Exercise directions ->
Check each line of the records below and collect those holding "JSON".

Data for this exercise ->

- - - - - - -

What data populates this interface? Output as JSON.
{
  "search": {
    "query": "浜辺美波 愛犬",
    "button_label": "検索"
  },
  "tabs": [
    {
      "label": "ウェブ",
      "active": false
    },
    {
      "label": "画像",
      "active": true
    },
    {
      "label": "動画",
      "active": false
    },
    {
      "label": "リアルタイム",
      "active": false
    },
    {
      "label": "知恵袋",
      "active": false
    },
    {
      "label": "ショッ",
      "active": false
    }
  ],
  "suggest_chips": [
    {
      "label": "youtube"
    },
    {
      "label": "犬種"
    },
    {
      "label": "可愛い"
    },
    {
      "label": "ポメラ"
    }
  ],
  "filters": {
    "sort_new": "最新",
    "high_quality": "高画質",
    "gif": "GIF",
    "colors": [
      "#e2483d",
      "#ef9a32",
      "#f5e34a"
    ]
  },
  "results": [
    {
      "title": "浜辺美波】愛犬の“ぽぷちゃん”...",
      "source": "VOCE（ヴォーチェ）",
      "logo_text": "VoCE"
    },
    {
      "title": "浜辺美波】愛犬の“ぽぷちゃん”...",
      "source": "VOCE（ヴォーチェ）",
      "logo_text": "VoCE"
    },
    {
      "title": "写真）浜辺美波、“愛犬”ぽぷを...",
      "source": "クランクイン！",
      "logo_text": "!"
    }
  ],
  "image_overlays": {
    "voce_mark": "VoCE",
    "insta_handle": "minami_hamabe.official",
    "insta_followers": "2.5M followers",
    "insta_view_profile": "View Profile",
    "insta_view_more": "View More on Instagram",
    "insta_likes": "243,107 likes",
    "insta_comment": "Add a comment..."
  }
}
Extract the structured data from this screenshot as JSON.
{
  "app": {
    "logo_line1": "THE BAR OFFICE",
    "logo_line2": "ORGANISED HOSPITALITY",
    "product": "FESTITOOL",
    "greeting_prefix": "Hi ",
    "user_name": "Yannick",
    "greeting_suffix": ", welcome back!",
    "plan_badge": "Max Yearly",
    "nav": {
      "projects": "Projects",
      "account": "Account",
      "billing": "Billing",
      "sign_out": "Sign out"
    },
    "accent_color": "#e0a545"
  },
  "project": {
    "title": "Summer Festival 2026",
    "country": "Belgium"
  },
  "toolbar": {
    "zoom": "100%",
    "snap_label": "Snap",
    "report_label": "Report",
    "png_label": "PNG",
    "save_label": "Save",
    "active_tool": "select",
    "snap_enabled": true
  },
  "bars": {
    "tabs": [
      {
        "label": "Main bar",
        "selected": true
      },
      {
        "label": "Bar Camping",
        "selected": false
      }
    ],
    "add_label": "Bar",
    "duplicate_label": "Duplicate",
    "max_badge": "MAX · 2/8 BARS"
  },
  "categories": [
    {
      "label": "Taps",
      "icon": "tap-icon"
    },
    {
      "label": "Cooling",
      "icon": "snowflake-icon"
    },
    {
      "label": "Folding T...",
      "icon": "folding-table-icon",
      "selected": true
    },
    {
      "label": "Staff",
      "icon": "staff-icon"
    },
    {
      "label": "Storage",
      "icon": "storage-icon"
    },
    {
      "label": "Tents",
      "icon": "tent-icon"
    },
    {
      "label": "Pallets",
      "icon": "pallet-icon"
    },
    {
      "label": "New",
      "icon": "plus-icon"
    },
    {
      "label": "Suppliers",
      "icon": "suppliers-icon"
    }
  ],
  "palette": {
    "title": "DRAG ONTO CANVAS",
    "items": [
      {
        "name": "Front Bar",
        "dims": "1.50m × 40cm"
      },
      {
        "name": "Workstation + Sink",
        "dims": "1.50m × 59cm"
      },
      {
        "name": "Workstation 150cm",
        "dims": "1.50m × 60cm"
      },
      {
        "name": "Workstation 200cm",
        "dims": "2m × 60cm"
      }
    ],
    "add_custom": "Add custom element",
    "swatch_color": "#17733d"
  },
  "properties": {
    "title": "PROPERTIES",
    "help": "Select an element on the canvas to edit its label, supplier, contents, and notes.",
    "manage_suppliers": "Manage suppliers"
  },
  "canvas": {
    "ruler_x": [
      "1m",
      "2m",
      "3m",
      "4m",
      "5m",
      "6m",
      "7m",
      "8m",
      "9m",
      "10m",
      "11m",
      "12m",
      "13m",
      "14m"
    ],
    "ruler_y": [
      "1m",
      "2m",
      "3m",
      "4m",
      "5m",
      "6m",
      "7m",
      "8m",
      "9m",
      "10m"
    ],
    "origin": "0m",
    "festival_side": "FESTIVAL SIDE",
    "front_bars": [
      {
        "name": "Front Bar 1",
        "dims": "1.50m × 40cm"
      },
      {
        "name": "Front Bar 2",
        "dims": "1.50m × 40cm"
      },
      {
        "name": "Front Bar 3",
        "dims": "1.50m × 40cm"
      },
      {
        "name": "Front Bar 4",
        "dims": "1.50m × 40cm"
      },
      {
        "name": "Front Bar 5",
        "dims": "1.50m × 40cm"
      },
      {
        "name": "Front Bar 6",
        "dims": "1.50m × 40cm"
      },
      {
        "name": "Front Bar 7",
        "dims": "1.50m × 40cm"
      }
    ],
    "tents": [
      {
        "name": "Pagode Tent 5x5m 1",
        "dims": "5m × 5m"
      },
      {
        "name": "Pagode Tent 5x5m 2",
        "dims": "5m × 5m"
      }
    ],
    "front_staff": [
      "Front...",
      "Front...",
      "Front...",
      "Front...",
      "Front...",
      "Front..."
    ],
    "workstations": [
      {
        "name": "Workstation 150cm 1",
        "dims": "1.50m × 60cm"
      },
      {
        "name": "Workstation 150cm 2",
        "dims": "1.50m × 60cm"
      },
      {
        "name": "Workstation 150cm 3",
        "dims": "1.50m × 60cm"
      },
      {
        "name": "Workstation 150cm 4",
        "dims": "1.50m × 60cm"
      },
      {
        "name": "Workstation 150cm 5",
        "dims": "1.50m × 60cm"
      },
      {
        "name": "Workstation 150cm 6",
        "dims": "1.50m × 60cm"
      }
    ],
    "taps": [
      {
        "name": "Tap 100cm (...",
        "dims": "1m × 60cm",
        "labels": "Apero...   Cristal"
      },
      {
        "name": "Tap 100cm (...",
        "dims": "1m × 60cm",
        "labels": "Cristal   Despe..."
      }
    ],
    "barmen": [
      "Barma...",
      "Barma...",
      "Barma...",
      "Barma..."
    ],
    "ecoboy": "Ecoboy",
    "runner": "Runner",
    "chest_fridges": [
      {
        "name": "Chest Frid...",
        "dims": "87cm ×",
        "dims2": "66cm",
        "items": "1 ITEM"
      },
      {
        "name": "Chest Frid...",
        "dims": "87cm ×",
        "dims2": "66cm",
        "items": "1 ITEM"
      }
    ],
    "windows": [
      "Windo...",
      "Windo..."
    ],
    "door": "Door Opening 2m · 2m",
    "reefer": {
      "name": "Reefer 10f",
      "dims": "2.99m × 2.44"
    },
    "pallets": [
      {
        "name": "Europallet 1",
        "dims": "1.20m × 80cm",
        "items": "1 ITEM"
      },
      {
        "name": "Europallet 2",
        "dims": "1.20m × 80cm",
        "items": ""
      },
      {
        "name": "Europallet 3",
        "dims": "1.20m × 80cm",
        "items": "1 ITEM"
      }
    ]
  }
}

- - - - - - -

Answer to this problem ->
What data populates this interface? Output as JSON.
Extract the structured data from this screenshot as JSON.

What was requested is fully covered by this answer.